Requirements →
Write out the listing below exactly, and omit any images you find in it.

Extracted material →
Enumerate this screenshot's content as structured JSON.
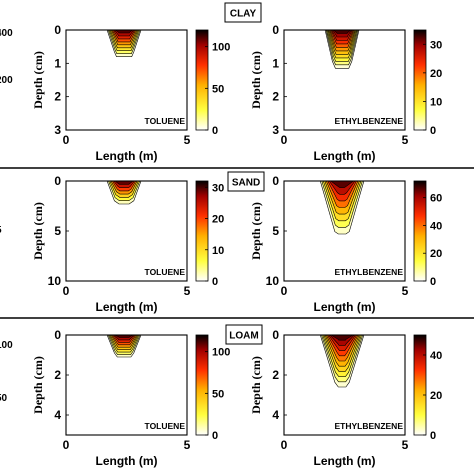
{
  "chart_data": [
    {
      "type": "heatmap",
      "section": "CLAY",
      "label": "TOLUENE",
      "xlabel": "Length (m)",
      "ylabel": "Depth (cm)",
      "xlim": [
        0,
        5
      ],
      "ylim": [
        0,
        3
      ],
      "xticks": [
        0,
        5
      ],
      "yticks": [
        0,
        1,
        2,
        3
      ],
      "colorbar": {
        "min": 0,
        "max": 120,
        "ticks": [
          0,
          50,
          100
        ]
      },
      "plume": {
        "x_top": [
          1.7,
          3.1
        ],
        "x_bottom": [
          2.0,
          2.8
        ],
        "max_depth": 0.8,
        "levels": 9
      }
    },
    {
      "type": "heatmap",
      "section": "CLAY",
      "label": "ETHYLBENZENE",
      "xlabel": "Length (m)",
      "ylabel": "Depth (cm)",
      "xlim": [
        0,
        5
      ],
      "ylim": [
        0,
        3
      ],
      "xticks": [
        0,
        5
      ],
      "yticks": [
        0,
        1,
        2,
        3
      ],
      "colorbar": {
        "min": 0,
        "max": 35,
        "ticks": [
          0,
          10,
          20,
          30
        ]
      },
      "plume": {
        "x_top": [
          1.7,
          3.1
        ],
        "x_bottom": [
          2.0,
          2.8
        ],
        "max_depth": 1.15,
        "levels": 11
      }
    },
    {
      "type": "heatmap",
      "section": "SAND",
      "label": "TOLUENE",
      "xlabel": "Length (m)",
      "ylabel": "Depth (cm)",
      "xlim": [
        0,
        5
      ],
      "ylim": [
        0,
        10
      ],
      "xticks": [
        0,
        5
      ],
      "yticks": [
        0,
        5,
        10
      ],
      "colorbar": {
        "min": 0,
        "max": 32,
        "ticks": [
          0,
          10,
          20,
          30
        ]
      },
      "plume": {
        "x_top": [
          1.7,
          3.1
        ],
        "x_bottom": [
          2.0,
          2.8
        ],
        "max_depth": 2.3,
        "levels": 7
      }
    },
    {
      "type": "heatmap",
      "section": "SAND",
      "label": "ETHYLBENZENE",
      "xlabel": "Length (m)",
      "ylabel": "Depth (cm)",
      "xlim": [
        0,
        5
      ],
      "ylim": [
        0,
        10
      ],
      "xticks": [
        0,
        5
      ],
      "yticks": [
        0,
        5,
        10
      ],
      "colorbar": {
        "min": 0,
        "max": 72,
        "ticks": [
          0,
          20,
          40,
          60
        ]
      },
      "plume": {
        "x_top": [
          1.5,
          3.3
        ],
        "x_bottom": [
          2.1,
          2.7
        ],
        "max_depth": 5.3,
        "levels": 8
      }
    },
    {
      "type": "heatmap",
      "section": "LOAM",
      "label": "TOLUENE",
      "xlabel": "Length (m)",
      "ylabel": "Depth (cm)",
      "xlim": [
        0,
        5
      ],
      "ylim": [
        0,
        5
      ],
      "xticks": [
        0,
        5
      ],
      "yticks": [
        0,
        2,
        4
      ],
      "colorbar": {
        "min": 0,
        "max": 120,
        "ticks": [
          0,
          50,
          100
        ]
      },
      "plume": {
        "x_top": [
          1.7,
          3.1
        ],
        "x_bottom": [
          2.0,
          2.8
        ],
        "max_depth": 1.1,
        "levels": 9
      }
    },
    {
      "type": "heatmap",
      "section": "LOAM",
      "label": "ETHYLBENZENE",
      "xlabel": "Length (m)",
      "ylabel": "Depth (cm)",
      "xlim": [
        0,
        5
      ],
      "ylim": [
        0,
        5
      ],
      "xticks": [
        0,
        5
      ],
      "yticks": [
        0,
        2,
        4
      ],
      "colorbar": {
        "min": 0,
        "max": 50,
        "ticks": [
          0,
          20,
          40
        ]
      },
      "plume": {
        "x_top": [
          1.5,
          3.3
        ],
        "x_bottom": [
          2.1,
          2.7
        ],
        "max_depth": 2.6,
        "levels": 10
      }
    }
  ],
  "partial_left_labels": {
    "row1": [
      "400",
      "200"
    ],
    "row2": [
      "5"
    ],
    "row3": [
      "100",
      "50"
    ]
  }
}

The result →
Enumerate this screenshot's content as structured JSON.
{
  "chart_data": [
    {
      "type": "heatmap",
      "section": "CLAY",
      "label": "TOLUENE",
      "xlabel": "Length (m)",
      "ylabel": "Depth (cm)",
      "xlim": [
        0,
        5
      ],
      "ylim": [
        0,
        3
      ],
      "xticks": [
        0,
        5
      ],
      "yticks": [
        0,
        1,
        2,
        3
      ],
      "colorbar": {
        "min": 0,
        "max": 120,
        "ticks": [
          0,
          50,
          100
        ]
      },
      "plume": {
        "x_top": [
          1.7,
          3.1
        ],
        "x_bottom": [
          2.0,
          2.8
        ],
        "max_depth": 0.8,
        "levels": 9
      }
    },
    {
      "type": "heatmap",
      "section": "CLAY",
      "label": "ETHYLBENZENE",
      "xlabel": "Length (m)",
      "ylabel": "Depth (cm)",
      "xlim": [
        0,
        5
      ],
      "ylim": [
        0,
        3
      ],
      "xticks": [
        0,
        5
      ],
      "yticks": [
        0,
        1,
        2,
        3
      ],
      "colorbar": {
        "min": 0,
        "max": 35,
        "ticks": [
          0,
          10,
          20,
          30
        ]
      },
      "plume": {
        "x_top": [
          1.7,
          3.1
        ],
        "x_bottom": [
          2.0,
          2.8
        ],
        "max_depth": 1.15,
        "levels": 11
      }
    },
    {
      "type": "heatmap",
      "section": "SAND",
      "label": "TOLUENE",
      "xlabel": "Length (m)",
      "ylabel": "Depth (cm)",
      "xlim": [
        0,
        5
      ],
      "ylim": [
        0,
        10
      ],
      "xticks": [
        0,
        5
      ],
      "yticks": [
        0,
        5,
        10
      ],
      "colorbar": {
        "min": 0,
        "max": 32,
        "ticks": [
          0,
          10,
          20,
          30
        ]
      },
      "plume": {
        "x_top": [
          1.7,
          3.1
        ],
        "x_bottom": [
          2.0,
          2.8
        ],
        "max_depth": 2.3,
        "levels": 7
      }
    },
    {
      "type": "heatmap",
      "section": "SAND",
      "label": "ETHYLBENZENE",
      "xlabel": "Length (m)",
      "ylabel": "Depth (cm)",
      "xlim": [
        0,
        5
      ],
      "ylim": [
        0,
        10
      ],
      "xticks": [
        0,
        5
      ],
      "yticks": [
        0,
        5,
        10
      ],
      "colorbar": {
        "min": 0,
        "max": 72,
        "ticks": [
          0,
          20,
          40,
          60
        ]
      },
      "plume": {
        "x_top": [
          1.5,
          3.3
        ],
        "x_bottom": [
          2.1,
          2.7
        ],
        "max_depth": 5.3,
        "levels": 8
      }
    },
    {
      "type": "heatmap",
      "section": "LOAM",
      "label": "TOLUENE",
      "xlabel": "Length (m)",
      "ylabel": "Depth (cm)",
      "xlim": [
        0,
        5
      ],
      "ylim": [
        0,
        5
      ],
      "xticks": [
        0,
        5
      ],
      "yticks": [
        0,
        2,
        4
      ],
      "colorbar": {
        "min": 0,
        "max": 120,
        "ticks": [
          0,
          50,
          100
        ]
      },
      "plume": {
        "x_top": [
          1.7,
          3.1
        ],
        "x_bottom": [
          2.0,
          2.8
        ],
        "max_depth": 1.1,
        "levels": 9
      }
    },
    {
      "type": "heatmap",
      "section": "LOAM",
      "label": "ETHYLBENZENE",
      "xlabel": "Length (m)",
      "ylabel": "Depth (cm)",
      "xlim": [
        0,
        5
      ],
      "ylim": [
        0,
        5
      ],
      "xticks": [
        0,
        5
      ],
      "yticks": [
        0,
        2,
        4
      ],
      "colorbar": {
        "min": 0,
        "max": 50,
        "ticks": [
          0,
          20,
          40
        ]
      },
      "plume": {
        "x_top": [
          1.5,
          3.3
        ],
        "x_bottom": [
          2.1,
          2.7
        ],
        "max_depth": 2.6,
        "levels": 10
      }
    }
  ],
  "partial_left_labels": {
    "row1": [
      "400",
      "200"
    ],
    "row2": [
      "5"
    ],
    "row3": [
      "100",
      "50"
    ]
  }
}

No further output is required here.